*Exercise brief:*
Pull out every line with the word "expired" from the entries below.

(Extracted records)
▼
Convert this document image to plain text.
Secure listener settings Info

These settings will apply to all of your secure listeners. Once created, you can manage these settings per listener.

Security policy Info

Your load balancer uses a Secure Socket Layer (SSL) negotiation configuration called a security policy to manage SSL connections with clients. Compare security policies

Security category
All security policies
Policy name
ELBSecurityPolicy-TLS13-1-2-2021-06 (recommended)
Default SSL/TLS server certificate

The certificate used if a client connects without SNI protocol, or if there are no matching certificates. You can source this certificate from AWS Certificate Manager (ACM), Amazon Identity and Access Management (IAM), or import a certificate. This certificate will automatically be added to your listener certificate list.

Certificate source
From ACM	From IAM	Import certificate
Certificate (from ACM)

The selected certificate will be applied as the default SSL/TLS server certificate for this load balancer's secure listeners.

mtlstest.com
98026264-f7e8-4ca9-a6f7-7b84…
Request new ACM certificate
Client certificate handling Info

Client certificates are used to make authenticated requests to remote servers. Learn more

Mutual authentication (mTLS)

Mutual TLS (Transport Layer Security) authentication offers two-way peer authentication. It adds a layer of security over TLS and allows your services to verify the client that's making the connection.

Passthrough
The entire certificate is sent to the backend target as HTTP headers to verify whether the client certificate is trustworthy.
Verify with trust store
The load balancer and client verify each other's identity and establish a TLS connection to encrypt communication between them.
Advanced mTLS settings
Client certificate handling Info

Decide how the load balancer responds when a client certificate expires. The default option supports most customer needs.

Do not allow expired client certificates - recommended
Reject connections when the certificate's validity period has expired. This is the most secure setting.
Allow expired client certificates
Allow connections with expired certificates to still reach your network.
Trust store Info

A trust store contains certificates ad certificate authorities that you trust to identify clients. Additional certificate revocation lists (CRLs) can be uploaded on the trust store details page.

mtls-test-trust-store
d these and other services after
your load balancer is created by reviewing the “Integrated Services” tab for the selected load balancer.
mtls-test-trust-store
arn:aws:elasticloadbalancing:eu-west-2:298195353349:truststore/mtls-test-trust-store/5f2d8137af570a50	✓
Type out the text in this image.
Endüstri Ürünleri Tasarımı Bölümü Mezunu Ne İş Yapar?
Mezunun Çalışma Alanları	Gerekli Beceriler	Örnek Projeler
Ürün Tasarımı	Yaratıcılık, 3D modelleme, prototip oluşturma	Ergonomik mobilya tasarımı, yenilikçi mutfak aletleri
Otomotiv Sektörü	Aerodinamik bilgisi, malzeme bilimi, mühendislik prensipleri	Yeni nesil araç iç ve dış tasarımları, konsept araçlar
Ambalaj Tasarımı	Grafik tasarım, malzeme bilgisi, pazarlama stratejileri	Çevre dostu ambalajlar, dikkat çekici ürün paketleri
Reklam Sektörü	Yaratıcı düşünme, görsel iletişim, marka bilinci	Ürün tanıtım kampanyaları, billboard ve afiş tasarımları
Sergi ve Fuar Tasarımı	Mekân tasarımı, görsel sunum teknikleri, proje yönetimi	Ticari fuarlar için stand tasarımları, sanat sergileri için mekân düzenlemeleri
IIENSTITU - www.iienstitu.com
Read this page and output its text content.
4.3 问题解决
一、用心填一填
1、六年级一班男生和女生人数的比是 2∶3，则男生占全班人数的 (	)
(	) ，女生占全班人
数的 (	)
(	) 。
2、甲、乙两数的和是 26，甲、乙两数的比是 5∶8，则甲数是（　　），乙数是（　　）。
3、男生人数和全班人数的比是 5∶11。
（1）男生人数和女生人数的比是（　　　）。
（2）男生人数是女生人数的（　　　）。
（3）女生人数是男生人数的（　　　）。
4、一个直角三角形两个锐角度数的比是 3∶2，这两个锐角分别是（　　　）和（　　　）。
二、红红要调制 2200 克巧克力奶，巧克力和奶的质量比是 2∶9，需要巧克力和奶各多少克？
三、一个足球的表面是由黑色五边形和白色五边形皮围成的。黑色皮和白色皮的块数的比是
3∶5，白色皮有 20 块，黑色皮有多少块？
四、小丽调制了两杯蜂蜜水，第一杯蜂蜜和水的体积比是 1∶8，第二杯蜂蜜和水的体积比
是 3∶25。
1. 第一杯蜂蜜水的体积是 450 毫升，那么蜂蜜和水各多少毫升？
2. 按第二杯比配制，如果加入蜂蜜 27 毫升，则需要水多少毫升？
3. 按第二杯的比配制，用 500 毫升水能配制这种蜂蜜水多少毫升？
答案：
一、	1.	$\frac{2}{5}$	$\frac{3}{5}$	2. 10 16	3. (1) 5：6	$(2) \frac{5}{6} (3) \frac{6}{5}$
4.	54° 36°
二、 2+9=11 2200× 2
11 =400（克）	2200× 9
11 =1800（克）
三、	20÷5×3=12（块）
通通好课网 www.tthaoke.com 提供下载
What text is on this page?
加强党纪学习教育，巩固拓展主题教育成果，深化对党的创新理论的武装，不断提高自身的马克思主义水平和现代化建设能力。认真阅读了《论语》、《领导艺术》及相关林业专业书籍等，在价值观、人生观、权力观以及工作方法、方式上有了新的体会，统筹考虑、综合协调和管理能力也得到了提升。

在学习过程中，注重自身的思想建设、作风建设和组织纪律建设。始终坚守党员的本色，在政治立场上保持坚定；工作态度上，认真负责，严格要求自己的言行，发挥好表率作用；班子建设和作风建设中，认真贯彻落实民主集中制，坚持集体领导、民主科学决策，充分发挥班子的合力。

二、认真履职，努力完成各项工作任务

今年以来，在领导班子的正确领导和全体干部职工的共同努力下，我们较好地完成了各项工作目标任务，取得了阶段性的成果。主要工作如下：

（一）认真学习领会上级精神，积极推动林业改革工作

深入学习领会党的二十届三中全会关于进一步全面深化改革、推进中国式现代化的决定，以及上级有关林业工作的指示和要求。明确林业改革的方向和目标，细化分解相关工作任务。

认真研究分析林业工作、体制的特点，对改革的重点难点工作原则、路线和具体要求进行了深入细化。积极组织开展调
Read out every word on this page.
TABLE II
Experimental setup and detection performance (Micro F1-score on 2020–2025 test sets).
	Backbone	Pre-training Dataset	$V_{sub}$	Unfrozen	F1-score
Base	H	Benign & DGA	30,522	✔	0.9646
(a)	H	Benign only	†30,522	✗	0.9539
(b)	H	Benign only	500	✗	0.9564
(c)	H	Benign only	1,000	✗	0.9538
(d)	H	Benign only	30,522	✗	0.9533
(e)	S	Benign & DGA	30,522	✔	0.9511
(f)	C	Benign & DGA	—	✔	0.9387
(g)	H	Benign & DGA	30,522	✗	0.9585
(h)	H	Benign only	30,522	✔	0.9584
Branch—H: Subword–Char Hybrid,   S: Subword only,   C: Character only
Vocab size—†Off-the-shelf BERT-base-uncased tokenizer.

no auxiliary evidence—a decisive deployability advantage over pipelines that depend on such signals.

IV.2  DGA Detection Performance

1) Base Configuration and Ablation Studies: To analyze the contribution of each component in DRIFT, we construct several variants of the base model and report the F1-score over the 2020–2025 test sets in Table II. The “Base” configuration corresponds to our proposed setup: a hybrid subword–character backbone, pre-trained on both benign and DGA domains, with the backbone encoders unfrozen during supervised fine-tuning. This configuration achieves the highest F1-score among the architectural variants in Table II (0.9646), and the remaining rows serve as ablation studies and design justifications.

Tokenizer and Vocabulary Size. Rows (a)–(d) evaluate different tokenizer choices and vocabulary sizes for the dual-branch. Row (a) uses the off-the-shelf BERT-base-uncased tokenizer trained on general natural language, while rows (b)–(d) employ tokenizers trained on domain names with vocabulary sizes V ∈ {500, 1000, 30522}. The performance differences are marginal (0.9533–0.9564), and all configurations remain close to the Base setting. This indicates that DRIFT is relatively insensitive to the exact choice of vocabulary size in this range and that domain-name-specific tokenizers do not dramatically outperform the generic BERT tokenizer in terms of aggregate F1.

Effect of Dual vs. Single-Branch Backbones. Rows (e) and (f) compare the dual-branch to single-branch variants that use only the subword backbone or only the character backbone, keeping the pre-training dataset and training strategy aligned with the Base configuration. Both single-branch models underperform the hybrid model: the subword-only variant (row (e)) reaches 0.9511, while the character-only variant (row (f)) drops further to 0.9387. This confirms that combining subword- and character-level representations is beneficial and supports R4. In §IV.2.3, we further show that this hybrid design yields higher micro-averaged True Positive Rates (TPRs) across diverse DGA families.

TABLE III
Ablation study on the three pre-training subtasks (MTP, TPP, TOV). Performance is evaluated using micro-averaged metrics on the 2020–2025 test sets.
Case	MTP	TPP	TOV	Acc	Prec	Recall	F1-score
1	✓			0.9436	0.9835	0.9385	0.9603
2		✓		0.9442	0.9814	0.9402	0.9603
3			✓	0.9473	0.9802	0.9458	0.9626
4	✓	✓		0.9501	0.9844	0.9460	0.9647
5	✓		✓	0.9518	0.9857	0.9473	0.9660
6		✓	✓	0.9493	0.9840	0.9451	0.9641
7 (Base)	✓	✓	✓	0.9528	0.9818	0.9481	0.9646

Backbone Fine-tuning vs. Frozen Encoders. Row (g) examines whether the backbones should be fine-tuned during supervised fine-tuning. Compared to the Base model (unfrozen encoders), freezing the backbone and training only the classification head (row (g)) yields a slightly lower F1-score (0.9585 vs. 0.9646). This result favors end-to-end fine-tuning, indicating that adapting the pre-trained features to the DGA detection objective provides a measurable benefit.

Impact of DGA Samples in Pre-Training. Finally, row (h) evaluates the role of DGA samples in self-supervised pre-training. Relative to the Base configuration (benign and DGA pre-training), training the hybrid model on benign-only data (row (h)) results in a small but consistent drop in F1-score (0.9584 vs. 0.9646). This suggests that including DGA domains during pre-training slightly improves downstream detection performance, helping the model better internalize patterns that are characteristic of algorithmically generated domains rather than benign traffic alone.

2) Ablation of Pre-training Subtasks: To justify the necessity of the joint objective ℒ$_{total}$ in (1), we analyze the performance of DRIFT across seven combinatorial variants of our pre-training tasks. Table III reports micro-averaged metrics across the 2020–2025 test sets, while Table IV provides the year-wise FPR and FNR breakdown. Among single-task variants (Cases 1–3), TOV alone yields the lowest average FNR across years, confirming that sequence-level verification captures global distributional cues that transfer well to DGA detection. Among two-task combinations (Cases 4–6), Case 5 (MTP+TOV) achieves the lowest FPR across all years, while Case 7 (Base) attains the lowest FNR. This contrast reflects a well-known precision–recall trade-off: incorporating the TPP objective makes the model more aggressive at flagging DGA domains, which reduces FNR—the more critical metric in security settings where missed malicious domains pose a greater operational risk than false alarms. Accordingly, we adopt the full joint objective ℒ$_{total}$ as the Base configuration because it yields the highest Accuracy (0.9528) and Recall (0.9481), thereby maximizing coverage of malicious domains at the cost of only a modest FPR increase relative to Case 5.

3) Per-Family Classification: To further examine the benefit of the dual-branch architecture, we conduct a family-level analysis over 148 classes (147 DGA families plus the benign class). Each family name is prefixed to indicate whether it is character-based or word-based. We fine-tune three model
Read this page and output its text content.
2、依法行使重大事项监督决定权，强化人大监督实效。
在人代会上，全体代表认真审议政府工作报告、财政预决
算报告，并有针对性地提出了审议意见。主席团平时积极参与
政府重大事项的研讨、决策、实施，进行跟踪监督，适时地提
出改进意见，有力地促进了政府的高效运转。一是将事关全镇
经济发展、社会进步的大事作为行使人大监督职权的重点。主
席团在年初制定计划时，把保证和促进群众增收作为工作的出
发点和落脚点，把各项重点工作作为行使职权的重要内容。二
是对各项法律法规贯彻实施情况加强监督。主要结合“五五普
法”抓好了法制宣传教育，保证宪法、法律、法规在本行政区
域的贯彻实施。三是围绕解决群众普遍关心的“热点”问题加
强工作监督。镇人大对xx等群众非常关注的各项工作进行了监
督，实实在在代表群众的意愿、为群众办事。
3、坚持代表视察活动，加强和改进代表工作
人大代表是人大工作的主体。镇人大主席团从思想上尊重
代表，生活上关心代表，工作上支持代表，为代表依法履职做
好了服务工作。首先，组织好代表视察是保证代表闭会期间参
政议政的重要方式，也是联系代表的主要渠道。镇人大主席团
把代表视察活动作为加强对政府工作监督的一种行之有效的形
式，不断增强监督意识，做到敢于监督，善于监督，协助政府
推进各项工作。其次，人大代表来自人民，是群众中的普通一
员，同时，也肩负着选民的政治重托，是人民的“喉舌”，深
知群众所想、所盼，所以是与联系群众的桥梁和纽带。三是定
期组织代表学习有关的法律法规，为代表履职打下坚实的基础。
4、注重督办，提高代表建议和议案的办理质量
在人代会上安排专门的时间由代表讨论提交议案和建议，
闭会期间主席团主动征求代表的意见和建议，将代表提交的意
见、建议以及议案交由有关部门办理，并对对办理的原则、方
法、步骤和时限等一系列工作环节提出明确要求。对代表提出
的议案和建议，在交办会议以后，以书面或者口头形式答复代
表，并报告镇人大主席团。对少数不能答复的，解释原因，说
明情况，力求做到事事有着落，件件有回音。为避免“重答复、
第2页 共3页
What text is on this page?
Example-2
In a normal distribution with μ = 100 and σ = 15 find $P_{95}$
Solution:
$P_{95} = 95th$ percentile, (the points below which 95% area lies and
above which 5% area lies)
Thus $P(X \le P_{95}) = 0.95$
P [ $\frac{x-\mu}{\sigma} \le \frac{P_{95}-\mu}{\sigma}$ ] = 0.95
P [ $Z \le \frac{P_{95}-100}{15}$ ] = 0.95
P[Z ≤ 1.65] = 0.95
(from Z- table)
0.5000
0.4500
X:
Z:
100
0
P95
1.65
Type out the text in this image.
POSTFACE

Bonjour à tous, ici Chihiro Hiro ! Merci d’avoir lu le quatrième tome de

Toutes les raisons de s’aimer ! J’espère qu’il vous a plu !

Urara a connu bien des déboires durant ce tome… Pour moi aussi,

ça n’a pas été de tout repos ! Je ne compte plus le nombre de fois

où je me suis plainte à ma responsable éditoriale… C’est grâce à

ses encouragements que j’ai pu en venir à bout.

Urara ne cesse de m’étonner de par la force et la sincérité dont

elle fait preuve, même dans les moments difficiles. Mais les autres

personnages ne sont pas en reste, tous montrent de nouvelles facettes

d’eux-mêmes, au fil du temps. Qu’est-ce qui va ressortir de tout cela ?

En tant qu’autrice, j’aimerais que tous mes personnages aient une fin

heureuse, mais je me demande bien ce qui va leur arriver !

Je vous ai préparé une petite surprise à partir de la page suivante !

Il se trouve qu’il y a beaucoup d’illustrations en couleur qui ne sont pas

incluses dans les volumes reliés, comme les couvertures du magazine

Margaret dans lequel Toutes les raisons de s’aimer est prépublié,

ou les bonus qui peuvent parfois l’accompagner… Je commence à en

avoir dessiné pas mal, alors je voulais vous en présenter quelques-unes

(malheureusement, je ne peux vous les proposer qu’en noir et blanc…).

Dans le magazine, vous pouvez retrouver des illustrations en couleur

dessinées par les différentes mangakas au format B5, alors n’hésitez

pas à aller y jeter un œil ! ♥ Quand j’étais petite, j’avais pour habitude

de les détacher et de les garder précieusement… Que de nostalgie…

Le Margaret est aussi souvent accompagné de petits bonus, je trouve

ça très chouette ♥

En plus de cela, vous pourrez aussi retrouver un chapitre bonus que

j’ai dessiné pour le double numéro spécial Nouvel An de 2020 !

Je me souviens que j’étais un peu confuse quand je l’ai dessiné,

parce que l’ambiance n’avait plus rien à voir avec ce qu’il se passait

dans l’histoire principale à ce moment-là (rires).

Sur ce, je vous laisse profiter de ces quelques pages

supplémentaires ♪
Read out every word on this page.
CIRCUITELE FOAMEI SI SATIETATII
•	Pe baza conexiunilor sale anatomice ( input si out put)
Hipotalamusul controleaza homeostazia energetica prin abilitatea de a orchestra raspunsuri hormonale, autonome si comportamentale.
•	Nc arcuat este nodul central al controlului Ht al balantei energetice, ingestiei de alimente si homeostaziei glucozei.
▲
*Task response:*
Do not allow expired client certificates - recommended
Reject connections when the certificate's validity period has expired. This is the most secure setting.
Allow expired client certificates
Allow connections with expired certificates to still reach your network.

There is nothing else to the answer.